** start of RECORDS FOR THIS TASK **

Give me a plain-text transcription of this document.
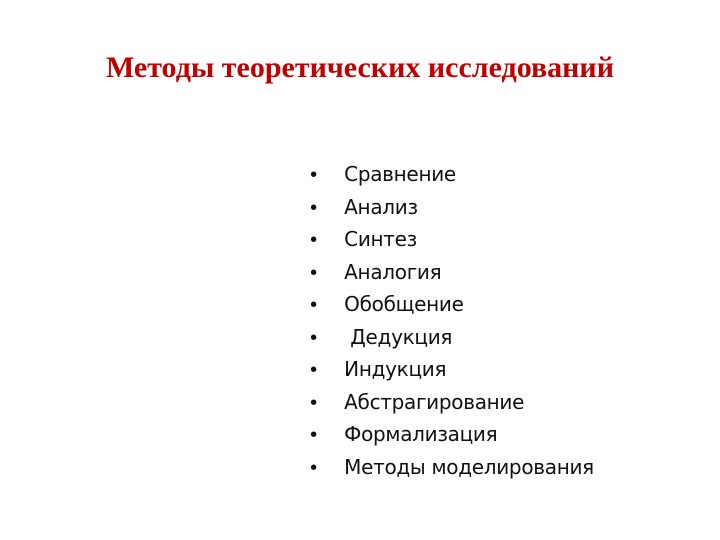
Методы теоретических исследований

• Сравнение

• Анализ

• Синтез

• Аналогия

• Обобщение

• Дедукция

• Индукция

• Абстрагирование

• Формализация

• Методы моделирования
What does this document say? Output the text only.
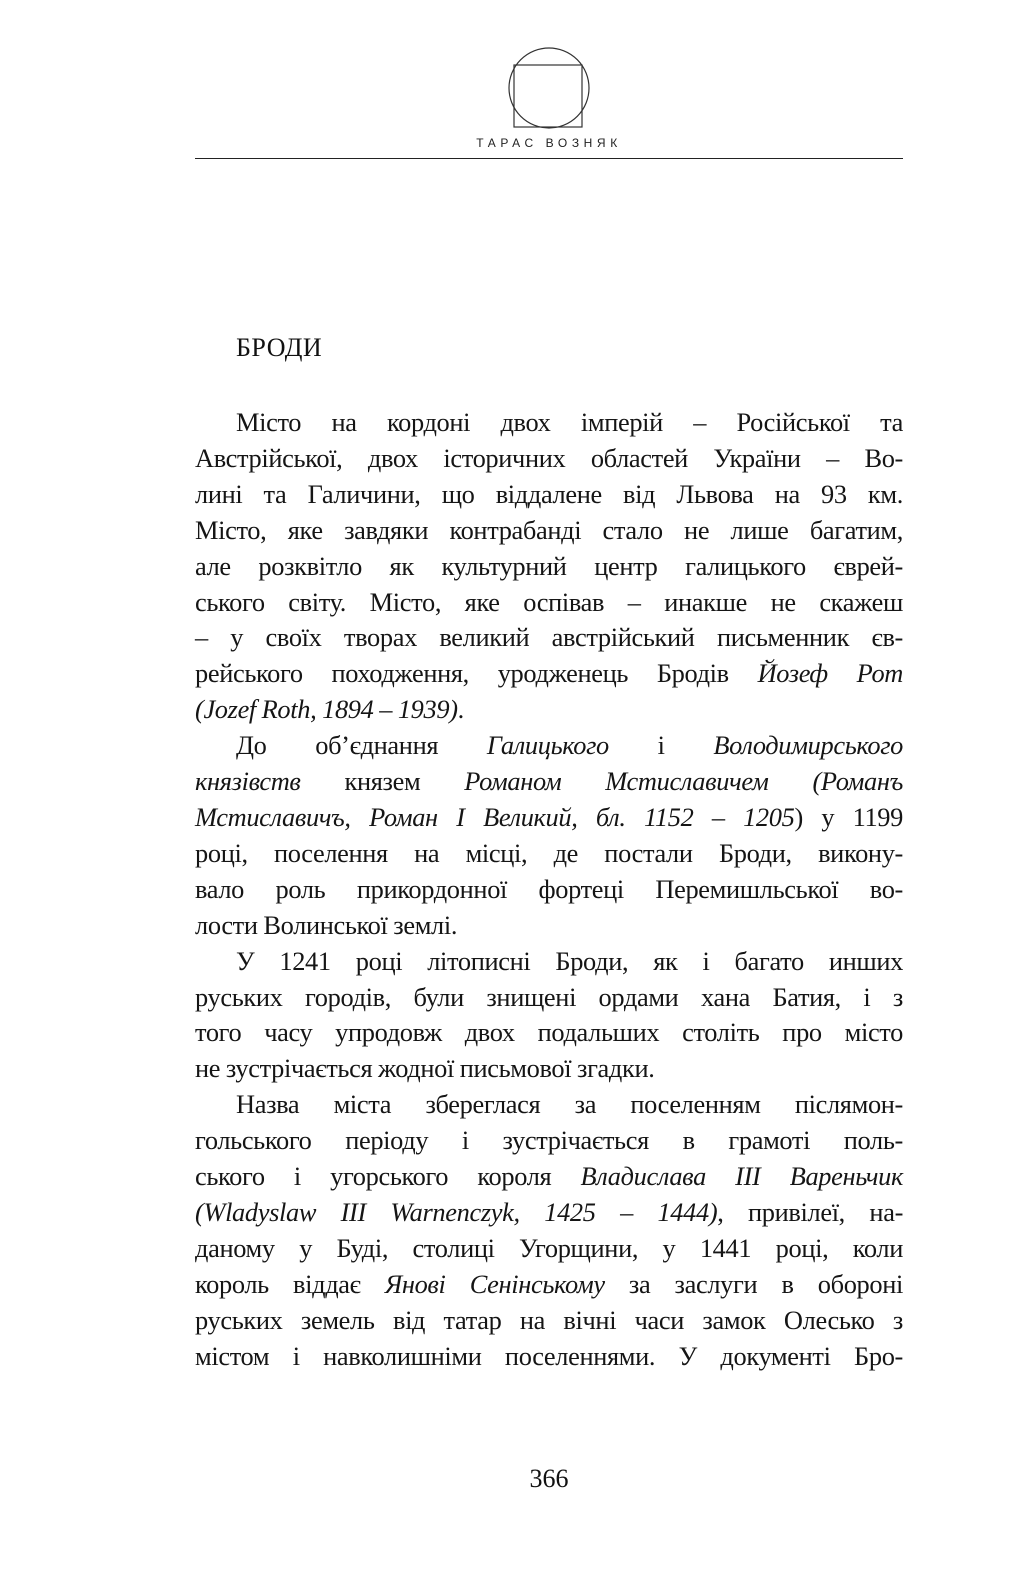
ТАРАС ВОЗНЯК
БРОДИ
Місто на кордоні двох імперій – Російської та
Австрійської, двох історичних областей України – Во-
лині та Галичини, що віддалене від Львова на 93 км.
Місто, яке завдяки контрабанді стало не лише багатим,
але розквітло як культурний центр галицького єврей-
ського світу. Місто, яке оспівав – инакше не скажеш
– у своїх творах великий австрійський письменник єв-
рейського походження, уродженець Бродів Йозеф Рот
(Jozef Roth, 1894 – 1939).
До об’єднання Галицького і Володимирського
князівств князем Романом Мстиславичем (Романъ
Мстиславичъ, Роман I Великий, бл. 1152 – 1205) у 1199
році, поселення на місці, де постали Броди, викону-
вало роль прикордонної фортеці Перемишльської во-
лости Волинської землі.
У 1241 році літописні Броди, як і багато инших
руських городів, були знищені ордами хана Батия, і з
того часу упродовж двох подальших століть про місто
не зустрічається жодної письмової згадки.
Назва міста збереглася за поселенням післямон-
гольського періоду і зустрічається в грамоті поль-
ського і угорського короля Владислава III Вареньчик
(Wladyslaw III Warnenczyk, 1425 – 1444), привілеї, на-
даному у Буді, столиці Угорщини, у 1441 році, коли
король віддає Янові Сенінському за заслуги в обороні
руських земель від татар на вічні часи замок Олесько з
містом і навколишніми поселеннями. У документі Бро-
366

** end of RECORDS FOR THIS TASK **

• THE PROBLEM
Write every entry out again exactly, dropping the pictures.

• TASK OUTPUT
Give me a plain-text transcription of this document.
Методы теоретических исследований

• Сравнение

• Анализ

• Синтез

• Аналогия

• Обобщение

• Дедукция

• Индукция

• Абстрагирование

• Формализация

• Методы моделирования
What does this document say? Output the text only.
ТАРАС ВОЗНЯК
БРОДИ
Місто на кордоні двох імперій – Російської та
Австрійської, двох історичних областей України – Во-
лині та Галичини, що віддалене від Львова на 93 км.
Місто, яке завдяки контрабанді стало не лише багатим,
але розквітло як культурний центр галицького єврей-
ського світу. Місто, яке оспівав – инакше не скажеш
– у своїх творах великий австрійський письменник єв-
рейського походження, уродженець Бродів Йозеф Рот
(Jozef Roth, 1894 – 1939).
До об’єднання Галицького і Володимирського
князівств князем Романом Мстиславичем (Романъ
Мстиславичъ, Роман I Великий, бл. 1152 – 1205) у 1199
році, поселення на місці, де постали Броди, викону-
вало роль прикордонної фортеці Перемишльської во-
лости Волинської землі.
У 1241 році літописні Броди, як і багато инших
руських городів, були знищені ордами хана Батия, і з
того часу упродовж двох подальших століть про місто
не зустрічається жодної письмової згадки.
Назва міста збереглася за поселенням післямон-
гольського періоду і зустрічається в грамоті поль-
ського і угорського короля Владислава III Вареньчик
(Wladyslaw III Warnenczyk, 1425 – 1444), привілеї, на-
даному у Буді, столиці Угорщини, у 1441 році, коли
король віддає Янові Сенінському за заслуги в обороні
руських земель від татар на вічні часи замок Олесько з
містом і навколишніми поселеннями. У документі Бро-
366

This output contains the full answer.